#### Problem:
Write out each line exactly as it stands, please.

#### Input records:
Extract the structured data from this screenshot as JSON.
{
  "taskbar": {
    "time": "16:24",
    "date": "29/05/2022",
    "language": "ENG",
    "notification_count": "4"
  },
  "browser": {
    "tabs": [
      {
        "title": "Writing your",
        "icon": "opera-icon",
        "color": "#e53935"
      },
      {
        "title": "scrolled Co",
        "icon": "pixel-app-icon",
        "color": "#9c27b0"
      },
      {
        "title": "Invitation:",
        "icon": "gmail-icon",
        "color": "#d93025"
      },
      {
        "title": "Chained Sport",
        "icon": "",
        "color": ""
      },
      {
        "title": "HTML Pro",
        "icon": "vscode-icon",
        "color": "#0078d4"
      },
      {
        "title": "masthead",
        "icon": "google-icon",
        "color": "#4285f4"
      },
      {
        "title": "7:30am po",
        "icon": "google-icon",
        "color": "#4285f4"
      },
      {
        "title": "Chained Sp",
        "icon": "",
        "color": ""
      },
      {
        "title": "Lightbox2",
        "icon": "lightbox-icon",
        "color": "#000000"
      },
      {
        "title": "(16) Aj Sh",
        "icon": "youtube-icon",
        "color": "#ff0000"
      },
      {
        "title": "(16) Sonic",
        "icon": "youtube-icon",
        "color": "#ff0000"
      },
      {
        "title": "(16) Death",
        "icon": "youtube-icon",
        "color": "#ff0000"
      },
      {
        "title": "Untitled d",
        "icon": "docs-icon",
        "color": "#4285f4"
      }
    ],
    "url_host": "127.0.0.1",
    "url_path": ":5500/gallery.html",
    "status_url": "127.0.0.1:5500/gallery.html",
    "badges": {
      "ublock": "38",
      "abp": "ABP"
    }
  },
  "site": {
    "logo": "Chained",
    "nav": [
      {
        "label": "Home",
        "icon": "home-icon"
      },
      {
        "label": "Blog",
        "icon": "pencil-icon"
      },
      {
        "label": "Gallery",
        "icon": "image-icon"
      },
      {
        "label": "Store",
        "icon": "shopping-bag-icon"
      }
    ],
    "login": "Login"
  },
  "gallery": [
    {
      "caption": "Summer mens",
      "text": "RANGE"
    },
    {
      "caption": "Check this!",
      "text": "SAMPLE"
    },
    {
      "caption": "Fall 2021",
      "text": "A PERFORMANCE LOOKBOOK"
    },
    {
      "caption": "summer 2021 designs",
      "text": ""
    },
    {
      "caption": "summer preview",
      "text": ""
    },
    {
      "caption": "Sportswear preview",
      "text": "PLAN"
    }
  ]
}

#### Task response:
Extract the structured data from this screenshot as JSON.
{
  "taskbar": {
    "time": "16:24",
    "date": "29/05/2022",
    "language": "ENG",
    "notification_count": "4"
  },
  "browser": {
    "tabs": [
      {
        "title": "Writing your",
        "icon": "opera-icon",
        "color": "#e53935"
      },
      {
        "title": "scrolled Co",
        "icon": "pixel-app-icon",
        "color": "#9c27b0"
      },
      {
        "title": "Invitation:",
        "icon": "gmail-icon",
        "color": "#d93025"
      },
      {
        "title": "Chained Sport",
        "icon": "",
        "color": ""
      },
      {
        "title": "HTML Pro",
        "icon": "vscode-icon",
        "color": "#0078d4"
      },
      {
        "title": "masthead",
        "icon": "google-icon",
        "color": "#4285f4"
      },
      {
        "title": "7:30am po",
        "icon": "google-icon",
        "color": "#4285f4"
      },
      {
        "title": "Chained Sp",
        "icon": "",
        "color": ""
      },
      {
        "title": "Lightbox2",
        "icon": "lightbox-icon",
        "color": "#000000"
      },
      {
        "title": "(16) Aj Sh",
        "icon": "youtube-icon",
        "color": "#ff0000"
      },
      {
        "title": "(16) Sonic",
        "icon": "youtube-icon",
        "color": "#ff0000"
      },
      {
        "title": "(16) Death",
        "icon": "youtube-icon",
        "color": "#ff0000"
      },
      {
        "title": "Untitled d",
        "icon": "docs-icon",
        "color": "#4285f4"
      }
    ],
    "url_host": "127.0.0.1",
    "url_path": ":5500/gallery.html",
    "status_url": "127.0.0.1:5500/gallery.html",
    "badges": {
      "ublock": "38",
      "abp": "ABP"
    }
  },
  "site": {
    "logo": "Chained",
    "nav": [
      {
        "label": "Home",
        "icon": "home-icon"
      },
      {
        "label": "Blog",
        "icon": "pencil-icon"
      },
      {
        "label": "Gallery",
        "icon": "image-icon"
      },
      {
        "label": "Store",
        "icon": "shopping-bag-icon"
      }
    ],
    "login": "Login"
  },
  "gallery": [
    {
      "caption": "Summer mens",
      "text": "RANGE"
    },
    {
      "caption": "Check this!",
      "text": "SAMPLE"
    },
    {
      "caption": "Fall 2021",
      "text": "A PERFORMANCE LOOKBOOK"
    },
    {
      "caption": "summer 2021 designs",
      "text": ""
    },
    {
      "caption": "summer preview",
      "text": ""
    },
    {
      "caption": "Sportswear preview",
      "text": "PLAN"
    }
  ]
}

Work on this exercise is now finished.